### What is being asked
Return the records below exactly, leaving nothing out.
(Source data begins)
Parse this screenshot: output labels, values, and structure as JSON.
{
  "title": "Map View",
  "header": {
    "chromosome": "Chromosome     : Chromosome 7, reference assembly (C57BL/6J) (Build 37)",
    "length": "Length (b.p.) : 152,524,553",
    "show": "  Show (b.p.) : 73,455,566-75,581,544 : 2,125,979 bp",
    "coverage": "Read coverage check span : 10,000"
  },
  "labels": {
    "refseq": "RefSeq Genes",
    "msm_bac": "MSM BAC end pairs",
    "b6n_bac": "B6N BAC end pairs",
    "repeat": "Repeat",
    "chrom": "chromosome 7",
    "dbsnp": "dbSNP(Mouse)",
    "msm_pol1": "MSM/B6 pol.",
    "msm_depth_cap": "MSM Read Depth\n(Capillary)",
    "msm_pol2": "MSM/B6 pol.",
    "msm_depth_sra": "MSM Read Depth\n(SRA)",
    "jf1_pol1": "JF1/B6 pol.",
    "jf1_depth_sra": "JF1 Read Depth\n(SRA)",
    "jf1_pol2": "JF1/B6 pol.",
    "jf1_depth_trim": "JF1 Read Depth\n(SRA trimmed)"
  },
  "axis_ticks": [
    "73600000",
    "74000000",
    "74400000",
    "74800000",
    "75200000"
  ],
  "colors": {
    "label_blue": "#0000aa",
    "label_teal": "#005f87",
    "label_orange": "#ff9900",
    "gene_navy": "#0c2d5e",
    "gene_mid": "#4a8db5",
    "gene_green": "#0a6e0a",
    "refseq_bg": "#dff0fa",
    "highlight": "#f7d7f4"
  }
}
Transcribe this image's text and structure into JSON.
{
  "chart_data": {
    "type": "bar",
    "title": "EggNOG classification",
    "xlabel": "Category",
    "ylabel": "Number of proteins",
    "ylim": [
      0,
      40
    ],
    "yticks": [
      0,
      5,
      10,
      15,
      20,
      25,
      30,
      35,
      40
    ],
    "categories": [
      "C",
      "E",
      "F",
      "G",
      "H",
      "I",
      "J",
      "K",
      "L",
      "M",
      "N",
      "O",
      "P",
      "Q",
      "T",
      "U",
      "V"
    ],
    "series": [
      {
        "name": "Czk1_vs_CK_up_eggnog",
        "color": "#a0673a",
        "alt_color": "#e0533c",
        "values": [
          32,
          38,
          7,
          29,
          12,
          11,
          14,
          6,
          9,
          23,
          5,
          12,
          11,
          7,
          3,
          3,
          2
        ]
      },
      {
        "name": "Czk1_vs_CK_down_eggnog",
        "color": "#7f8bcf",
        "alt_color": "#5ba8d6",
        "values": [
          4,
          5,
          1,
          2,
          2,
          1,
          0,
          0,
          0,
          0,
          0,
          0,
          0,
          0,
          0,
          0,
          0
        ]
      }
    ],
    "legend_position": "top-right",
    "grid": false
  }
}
(Source data ends)
### Response below
Parse this screenshot: output labels, values, and structure as JSON.
{
  "title": "Map View",
  "header": {
    "chromosome": "Chromosome     : Chromosome 7, reference assembly (C57BL/6J) (Build 37)",
    "length": "Length (b.p.) : 152,524,553",
    "show": "  Show (b.p.) : 73,455,566-75,581,544 : 2,125,979 bp",
    "coverage": "Read coverage check span : 10,000"
  },
  "labels": {
    "refseq": "RefSeq Genes",
    "msm_bac": "MSM BAC end pairs",
    "b6n_bac": "B6N BAC end pairs",
    "repeat": "Repeat",
    "chrom": "chromosome 7",
    "dbsnp": "dbSNP(Mouse)",
    "msm_pol1": "MSM/B6 pol.",
    "msm_depth_cap": "MSM Read Depth\n(Capillary)",
    "msm_pol2": "MSM/B6 pol.",
    "msm_depth_sra": "MSM Read Depth\n(SRA)",
    "jf1_pol1": "JF1/B6 pol.",
    "jf1_depth_sra": "JF1 Read Depth\n(SRA)",
    "jf1_pol2": "JF1/B6 pol.",
    "jf1_depth_trim": "JF1 Read Depth\n(SRA trimmed)"
  },
  "axis_ticks": [
    "73600000",
    "74000000",
    "74400000",
    "74800000",
    "75200000"
  ],
  "colors": {
    "label_blue": "#0000aa",
    "label_teal": "#005f87",
    "label_orange": "#ff9900",
    "gene_navy": "#0c2d5e",
    "gene_mid": "#4a8db5",
    "gene_green": "#0a6e0a",
    "refseq_bg": "#dff0fa",
    "highlight": "#f7d7f4"
  }
}
Transcribe this image's text and structure into JSON.
{
  "chart_data": {
    "type": "bar",
    "title": "EggNOG classification",
    "xlabel": "Category",
    "ylabel": "Number of proteins",
    "ylim": [
      0,
      40
    ],
    "yticks": [
      0,
      5,
      10,
      15,
      20,
      25,
      30,
      35,
      40
    ],
    "categories": [
      "C",
      "E",
      "F",
      "G",
      "H",
      "I",
      "J",
      "K",
      "L",
      "M",
      "N",
      "O",
      "P",
      "Q",
      "T",
      "U",
      "V"
    ],
    "series": [
      {
        "name": "Czk1_vs_CK_up_eggnog",
        "color": "#a0673a",
        "alt_color": "#e0533c",
        "values": [
          32,
          38,
          7,
          29,
          12,
          11,
          14,
          6,
          9,
          23,
          5,
          12,
          11,
          7,
          3,
          3,
          2
        ]
      },
      {
        "name": "Czk1_vs_CK_down_eggnog",
        "color": "#7f8bcf",
        "alt_color": "#5ba8d6",
        "values": [
          4,
          5,
          1,
          2,
          2,
          1,
          0,
          0,
          0,
          0,
          0,
          0,
          0,
          0,
          0,
          0,
          0
        ]
      }
    ],
    "legend_position": "top-right",
    "grid": false
  }
}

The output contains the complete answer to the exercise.